Written by Guest | Last Updated January 9th, 2020Our goal here at BestCompany.com is to provide you with the honest, reliable information you need to find companies you can trust.
Guest Post by Brittany Benassi
In life, having a plan is important. For example, you wouldn’t go on a long vacation to a far away destination without research and a basic itinerary to follow. The same rules apply to financial planning. While every individual and family might have different needs depending on their lifestyle, a plan incorporates your unique factors and helps layout your financial journey.

Layout annotation records

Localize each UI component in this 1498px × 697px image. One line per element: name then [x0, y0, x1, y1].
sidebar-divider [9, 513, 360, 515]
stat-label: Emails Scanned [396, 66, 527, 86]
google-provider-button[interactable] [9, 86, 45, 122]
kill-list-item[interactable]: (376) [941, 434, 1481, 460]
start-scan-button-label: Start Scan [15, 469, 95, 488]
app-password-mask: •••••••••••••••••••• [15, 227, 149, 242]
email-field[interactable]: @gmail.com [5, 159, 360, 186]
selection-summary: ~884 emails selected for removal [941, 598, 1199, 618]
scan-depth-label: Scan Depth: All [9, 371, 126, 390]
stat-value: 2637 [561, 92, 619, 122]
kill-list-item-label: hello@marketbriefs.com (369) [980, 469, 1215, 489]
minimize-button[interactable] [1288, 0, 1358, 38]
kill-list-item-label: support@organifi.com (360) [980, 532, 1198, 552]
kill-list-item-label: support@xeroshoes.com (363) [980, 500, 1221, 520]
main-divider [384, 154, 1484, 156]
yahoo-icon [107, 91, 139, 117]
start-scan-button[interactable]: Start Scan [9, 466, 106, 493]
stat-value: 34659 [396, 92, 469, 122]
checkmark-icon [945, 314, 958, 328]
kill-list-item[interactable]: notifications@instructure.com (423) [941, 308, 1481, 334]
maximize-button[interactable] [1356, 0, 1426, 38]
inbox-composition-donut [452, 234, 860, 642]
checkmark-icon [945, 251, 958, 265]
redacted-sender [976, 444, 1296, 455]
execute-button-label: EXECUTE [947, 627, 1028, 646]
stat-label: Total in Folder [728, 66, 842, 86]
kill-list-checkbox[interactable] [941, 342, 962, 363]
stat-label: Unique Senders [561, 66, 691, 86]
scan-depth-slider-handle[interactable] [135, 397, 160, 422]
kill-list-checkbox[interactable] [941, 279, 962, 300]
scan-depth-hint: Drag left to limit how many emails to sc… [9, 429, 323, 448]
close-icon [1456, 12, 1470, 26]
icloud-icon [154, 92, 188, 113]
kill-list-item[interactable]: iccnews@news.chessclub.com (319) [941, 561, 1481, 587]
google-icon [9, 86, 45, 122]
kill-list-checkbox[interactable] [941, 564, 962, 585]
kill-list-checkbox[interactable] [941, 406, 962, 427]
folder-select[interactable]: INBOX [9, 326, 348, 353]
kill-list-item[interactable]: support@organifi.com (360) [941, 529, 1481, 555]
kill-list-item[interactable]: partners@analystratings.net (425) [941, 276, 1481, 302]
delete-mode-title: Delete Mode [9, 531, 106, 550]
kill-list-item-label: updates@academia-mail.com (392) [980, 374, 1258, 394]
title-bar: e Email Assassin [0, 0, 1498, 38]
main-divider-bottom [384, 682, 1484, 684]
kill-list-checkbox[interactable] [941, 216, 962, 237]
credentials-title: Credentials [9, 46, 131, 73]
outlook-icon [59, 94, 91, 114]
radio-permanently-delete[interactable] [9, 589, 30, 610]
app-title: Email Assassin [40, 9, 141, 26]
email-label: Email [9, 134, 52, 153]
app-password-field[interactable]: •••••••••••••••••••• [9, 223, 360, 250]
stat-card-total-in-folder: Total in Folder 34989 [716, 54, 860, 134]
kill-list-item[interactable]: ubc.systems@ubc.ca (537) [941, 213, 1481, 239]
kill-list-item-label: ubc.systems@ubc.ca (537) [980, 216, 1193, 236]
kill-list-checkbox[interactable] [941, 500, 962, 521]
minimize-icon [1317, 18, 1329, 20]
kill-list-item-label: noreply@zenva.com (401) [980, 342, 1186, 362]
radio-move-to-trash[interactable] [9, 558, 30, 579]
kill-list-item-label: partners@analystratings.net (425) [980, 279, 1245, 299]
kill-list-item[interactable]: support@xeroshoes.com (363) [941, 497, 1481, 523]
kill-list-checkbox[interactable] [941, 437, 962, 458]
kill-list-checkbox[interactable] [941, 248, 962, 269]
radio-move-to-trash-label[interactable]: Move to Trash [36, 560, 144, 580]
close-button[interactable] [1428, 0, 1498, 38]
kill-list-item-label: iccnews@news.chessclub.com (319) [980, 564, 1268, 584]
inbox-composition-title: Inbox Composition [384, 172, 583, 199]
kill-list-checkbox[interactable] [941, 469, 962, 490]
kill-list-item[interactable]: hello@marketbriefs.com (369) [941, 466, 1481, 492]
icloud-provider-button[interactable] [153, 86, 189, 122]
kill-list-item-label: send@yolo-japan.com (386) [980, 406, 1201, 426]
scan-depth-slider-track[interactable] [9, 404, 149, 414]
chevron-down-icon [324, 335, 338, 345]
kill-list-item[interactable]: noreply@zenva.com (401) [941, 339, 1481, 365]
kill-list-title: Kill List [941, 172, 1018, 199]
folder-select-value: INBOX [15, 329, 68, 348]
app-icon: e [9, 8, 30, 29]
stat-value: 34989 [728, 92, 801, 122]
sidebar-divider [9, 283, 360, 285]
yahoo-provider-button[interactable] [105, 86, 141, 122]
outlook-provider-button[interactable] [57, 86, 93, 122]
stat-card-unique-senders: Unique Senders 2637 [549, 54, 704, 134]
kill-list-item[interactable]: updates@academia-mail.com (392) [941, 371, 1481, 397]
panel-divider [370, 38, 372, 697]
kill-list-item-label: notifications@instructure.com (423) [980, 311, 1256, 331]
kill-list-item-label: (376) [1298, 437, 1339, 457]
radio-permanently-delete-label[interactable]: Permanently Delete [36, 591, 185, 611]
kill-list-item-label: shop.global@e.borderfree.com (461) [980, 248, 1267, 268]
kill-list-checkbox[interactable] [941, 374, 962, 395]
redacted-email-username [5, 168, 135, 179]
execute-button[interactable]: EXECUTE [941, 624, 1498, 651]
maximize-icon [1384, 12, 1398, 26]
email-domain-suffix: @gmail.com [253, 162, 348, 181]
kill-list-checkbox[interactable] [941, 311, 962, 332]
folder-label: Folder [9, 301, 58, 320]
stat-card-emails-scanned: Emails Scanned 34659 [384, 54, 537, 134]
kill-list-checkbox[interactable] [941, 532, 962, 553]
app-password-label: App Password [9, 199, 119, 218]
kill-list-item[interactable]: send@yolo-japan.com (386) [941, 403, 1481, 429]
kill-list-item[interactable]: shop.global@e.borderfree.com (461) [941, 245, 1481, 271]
---
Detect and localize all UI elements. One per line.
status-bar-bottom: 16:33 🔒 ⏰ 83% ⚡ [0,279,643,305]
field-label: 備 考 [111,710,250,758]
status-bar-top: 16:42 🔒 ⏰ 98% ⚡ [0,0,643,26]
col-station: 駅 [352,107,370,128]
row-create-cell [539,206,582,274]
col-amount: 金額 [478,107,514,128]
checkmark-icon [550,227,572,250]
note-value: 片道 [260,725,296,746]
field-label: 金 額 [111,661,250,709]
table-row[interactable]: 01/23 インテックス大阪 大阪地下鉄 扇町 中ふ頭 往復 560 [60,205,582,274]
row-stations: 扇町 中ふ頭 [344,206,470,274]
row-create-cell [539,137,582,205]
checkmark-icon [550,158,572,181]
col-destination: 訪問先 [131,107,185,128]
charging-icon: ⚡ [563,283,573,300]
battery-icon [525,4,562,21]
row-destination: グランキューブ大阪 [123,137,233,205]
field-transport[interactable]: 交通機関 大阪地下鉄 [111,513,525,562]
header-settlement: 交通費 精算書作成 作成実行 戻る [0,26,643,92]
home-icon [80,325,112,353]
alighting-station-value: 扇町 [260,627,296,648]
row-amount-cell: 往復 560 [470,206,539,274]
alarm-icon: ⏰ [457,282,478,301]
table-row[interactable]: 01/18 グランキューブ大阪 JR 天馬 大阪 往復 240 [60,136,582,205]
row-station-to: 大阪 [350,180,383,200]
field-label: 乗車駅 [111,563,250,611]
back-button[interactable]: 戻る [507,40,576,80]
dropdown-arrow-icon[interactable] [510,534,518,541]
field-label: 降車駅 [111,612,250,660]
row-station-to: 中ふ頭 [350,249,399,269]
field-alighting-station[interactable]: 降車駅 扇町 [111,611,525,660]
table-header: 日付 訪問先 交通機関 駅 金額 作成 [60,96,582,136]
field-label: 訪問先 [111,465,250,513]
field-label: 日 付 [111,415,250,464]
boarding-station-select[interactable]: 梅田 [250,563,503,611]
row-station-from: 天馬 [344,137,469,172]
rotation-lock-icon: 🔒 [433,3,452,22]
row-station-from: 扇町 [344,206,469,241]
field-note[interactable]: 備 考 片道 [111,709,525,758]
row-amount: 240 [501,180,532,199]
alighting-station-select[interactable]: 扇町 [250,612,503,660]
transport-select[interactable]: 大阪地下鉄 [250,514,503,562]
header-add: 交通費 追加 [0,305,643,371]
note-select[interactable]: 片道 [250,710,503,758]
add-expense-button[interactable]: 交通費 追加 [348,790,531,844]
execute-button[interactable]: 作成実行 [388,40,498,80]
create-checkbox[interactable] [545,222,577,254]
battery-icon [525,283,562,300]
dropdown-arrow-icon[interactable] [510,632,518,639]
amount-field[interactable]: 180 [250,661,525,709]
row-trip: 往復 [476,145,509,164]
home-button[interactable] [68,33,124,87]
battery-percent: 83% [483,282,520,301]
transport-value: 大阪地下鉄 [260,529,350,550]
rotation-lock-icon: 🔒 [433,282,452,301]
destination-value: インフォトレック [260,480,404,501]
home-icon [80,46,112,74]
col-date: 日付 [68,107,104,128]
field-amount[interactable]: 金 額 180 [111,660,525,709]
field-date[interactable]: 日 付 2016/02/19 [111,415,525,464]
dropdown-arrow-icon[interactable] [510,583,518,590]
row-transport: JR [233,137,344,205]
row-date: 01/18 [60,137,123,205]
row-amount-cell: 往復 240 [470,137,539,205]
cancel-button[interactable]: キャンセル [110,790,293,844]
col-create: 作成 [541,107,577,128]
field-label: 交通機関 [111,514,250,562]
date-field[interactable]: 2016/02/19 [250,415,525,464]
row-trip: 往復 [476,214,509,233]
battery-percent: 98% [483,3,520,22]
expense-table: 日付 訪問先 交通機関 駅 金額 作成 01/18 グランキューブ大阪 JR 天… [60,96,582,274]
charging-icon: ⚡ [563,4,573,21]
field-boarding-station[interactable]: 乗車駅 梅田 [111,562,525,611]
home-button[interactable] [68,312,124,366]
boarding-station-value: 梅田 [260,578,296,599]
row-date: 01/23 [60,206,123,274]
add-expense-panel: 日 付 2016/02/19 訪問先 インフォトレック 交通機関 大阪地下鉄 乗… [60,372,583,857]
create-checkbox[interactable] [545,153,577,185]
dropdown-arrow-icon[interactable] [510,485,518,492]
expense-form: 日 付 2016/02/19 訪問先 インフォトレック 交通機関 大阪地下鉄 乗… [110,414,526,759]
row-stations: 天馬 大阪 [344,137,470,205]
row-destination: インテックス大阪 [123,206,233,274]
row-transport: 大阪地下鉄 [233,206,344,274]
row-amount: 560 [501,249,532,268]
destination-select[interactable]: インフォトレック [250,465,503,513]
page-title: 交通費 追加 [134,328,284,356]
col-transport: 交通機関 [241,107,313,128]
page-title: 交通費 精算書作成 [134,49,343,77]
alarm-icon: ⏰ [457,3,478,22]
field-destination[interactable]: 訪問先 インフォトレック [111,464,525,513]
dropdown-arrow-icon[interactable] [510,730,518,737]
---
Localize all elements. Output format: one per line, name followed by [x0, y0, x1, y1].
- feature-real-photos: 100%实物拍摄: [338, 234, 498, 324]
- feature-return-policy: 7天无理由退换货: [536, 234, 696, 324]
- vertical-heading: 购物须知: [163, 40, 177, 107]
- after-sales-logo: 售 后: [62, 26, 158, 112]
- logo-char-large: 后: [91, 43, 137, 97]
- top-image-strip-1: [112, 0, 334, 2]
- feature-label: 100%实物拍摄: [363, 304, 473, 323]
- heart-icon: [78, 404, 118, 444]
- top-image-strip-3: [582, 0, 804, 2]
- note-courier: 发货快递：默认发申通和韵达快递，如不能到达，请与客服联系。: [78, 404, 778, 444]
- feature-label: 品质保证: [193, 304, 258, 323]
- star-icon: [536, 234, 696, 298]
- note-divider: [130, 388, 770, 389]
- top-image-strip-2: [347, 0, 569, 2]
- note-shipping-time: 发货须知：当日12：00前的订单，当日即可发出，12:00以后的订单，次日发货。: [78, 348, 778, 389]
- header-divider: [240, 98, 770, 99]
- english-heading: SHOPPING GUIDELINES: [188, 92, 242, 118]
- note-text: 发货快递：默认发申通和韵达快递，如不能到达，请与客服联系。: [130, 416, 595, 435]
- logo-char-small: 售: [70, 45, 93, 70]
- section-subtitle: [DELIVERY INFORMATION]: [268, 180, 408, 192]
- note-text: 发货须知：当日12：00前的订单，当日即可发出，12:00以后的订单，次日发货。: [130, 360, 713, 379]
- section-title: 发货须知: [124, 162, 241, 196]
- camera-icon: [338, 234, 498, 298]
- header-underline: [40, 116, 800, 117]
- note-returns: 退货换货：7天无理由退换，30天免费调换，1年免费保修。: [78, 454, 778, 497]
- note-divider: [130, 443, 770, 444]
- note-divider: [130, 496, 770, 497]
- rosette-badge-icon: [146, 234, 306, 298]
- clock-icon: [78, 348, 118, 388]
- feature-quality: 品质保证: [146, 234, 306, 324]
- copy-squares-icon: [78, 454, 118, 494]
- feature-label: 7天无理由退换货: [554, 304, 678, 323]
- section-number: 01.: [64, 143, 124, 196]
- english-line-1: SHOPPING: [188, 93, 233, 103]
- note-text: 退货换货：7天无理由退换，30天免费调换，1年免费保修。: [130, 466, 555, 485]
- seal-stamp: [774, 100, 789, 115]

- **TO BE DONE**
[1] List each sentence of the paragraph in the financial-planning post that begins "In life, having a plan is important."
[2] From the financial-planning post, extract the passage from "Written by Guest" up to and including "your financial journey." word for word.
[3] Continue the financial-planning post, picking up after its last sentence.

- **EXPECTED ANSWERS**
[1]
- In life, having a plan is important.
- For example, you wouldn’t go on a long vacation to a far away destination without research and a basic itinerary to follow.
- The same rules apply to financial planning.
- While every individual and family might have different needs depending on their lifestyle, a plan incorporates your unique factors and helps layout your financial journey.

[2]
Written by Guest | Last Updated January 9th, 2020Our goal here at BestCompany.com is to provide you with the honest, reliable information you need to find companies you can trust.
Guest Post by Brittany Benassi
In life, having a plan is important. For example, you wouldn’t go on a long vacation to a far away destination without research and a basic itinerary to follow. The same rules apply to financial planning. While every individual and family might have different needs depending on their lifestyle, a plan incorporates your unique factors and helps layout your financial journey.

[3]
Military members are no exception to this rule — they tend to go through many stages and transitions over the course of their careers. While some are common life milestones, like getting married, buying a house and having children, others are unique to military lifestyle such as frequently relocating, deploying overseas, and transitioning out of the service. Creating a financial plan that takes into account the unique aspects of military family life can help families make better decisions. Whether you are new to military life or a seasoned service member or military spouse, here are a few steps to help you take control of your financial future with a strong plan:
Perform a budget check
Step one in the financial planning process should always be a thorough assessment of your current financial situation. It’s hard to plan for the future and establish goals without understanding where you stand in the present! Get familiar with your budget: what recurring expenses do you have (i.e., rent/mortgage, utility payments, grocery bills) and how does this match up to your take home pay? It’s not unusual for expenses to vary on a monthly basis, but overall your spending should remain consistent.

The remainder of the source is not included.